• Task objective: Take the data that follows and retype it word for word.

• Input material:
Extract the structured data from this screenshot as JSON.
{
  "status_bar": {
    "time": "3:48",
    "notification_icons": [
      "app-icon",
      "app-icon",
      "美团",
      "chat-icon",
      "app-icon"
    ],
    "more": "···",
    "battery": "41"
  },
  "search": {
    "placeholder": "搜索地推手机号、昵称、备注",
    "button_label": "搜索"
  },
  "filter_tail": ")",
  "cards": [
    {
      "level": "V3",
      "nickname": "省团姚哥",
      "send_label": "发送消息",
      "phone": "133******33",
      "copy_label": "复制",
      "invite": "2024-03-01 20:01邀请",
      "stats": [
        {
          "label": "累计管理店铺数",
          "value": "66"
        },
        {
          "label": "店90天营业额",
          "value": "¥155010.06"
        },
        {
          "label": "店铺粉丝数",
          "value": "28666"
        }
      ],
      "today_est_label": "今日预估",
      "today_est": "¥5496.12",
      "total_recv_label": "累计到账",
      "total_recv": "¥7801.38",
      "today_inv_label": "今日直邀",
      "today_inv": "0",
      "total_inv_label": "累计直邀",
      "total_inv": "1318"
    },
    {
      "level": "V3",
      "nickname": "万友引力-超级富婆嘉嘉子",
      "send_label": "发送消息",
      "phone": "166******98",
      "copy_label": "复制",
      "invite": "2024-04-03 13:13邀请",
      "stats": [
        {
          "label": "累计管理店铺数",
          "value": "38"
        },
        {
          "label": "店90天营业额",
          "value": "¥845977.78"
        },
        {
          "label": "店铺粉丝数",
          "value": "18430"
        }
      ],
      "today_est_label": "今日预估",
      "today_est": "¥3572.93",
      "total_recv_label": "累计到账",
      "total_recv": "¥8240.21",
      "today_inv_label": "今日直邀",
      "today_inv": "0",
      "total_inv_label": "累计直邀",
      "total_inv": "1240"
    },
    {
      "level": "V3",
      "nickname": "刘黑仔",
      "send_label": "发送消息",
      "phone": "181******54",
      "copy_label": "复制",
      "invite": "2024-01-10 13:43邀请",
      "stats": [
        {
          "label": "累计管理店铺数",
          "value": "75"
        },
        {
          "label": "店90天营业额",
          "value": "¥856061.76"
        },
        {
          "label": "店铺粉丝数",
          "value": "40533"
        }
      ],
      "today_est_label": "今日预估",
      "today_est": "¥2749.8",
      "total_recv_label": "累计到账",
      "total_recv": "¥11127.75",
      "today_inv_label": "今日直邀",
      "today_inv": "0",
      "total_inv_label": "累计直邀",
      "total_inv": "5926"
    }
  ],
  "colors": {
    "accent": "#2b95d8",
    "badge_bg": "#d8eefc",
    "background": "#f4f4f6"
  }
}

• Response to the task:
Extract the structured data from this screenshot as JSON.
{
  "status_bar": {
    "time": "3:48",
    "notification_icons": [
      "app-icon",
      "app-icon",
      "美团",
      "chat-icon",
      "app-icon"
    ],
    "more": "···",
    "battery": "41"
  },
  "search": {
    "placeholder": "搜索地推手机号、昵称、备注",
    "button_label": "搜索"
  },
  "filter_tail": ")",
  "cards": [
    {
      "level": "V3",
      "nickname": "省团姚哥",
      "send_label": "发送消息",
      "phone": "133******33",
      "copy_label": "复制",
      "invite": "2024-03-01 20:01邀请",
      "stats": [
        {
          "label": "累计管理店铺数",
          "value": "66"
        },
        {
          "label": "店90天营业额",
          "value": "¥155010.06"
        },
        {
          "label": "店铺粉丝数",
          "value": "28666"
        }
      ],
      "today_est_label": "今日预估",
      "today_est": "¥5496.12",
      "total_recv_label": "累计到账",
      "total_recv": "¥7801.38",
      "today_inv_label": "今日直邀",
      "today_inv": "0",
      "total_inv_label": "累计直邀",
      "total_inv": "1318"
    },
    {
      "level": "V3",
      "nickname": "万友引力-超级富婆嘉嘉子",
      "send_label": "发送消息",
      "phone": "166******98",
      "copy_label": "复制",
      "invite": "2024-04-03 13:13邀请",
      "stats": [
        {
          "label": "累计管理店铺数",
          "value": "38"
        },
        {
          "label": "店90天营业额",
          "value": "¥845977.78"
        },
        {
          "label": "店铺粉丝数",
          "value": "18430"
        }
      ],
      "today_est_label": "今日预估",
      "today_est": "¥3572.93",
      "total_recv_label": "累计到账",
      "total_recv": "¥8240.21",
      "today_inv_label": "今日直邀",
      "today_inv": "0",
      "total_inv_label": "累计直邀",
      "total_inv": "1240"
    },
    {
      "level": "V3",
      "nickname": "刘黑仔",
      "send_label": "发送消息",
      "phone": "181******54",
      "copy_label": "复制",
      "invite": "2024-01-10 13:43邀请",
      "stats": [
        {
          "label": "累计管理店铺数",
          "value": "75"
        },
        {
          "label": "店90天营业额",
          "value": "¥856061.76"
        },
        {
          "label": "店铺粉丝数",
          "value": "40533"
        }
      ],
      "today_est_label": "今日预估",
      "today_est": "¥2749.8",
      "total_recv_label": "累计到账",
      "total_recv": "¥11127.75",
      "today_inv_label": "今日直邀",
      "today_inv": "0",
      "total_inv_label": "累计直邀",
      "total_inv": "5926"
    }
  ],
  "colors": {
    "accent": "#2b95d8",
    "badge_bg": "#d8eefc",
    "background": "#f4f4f6"
  }
}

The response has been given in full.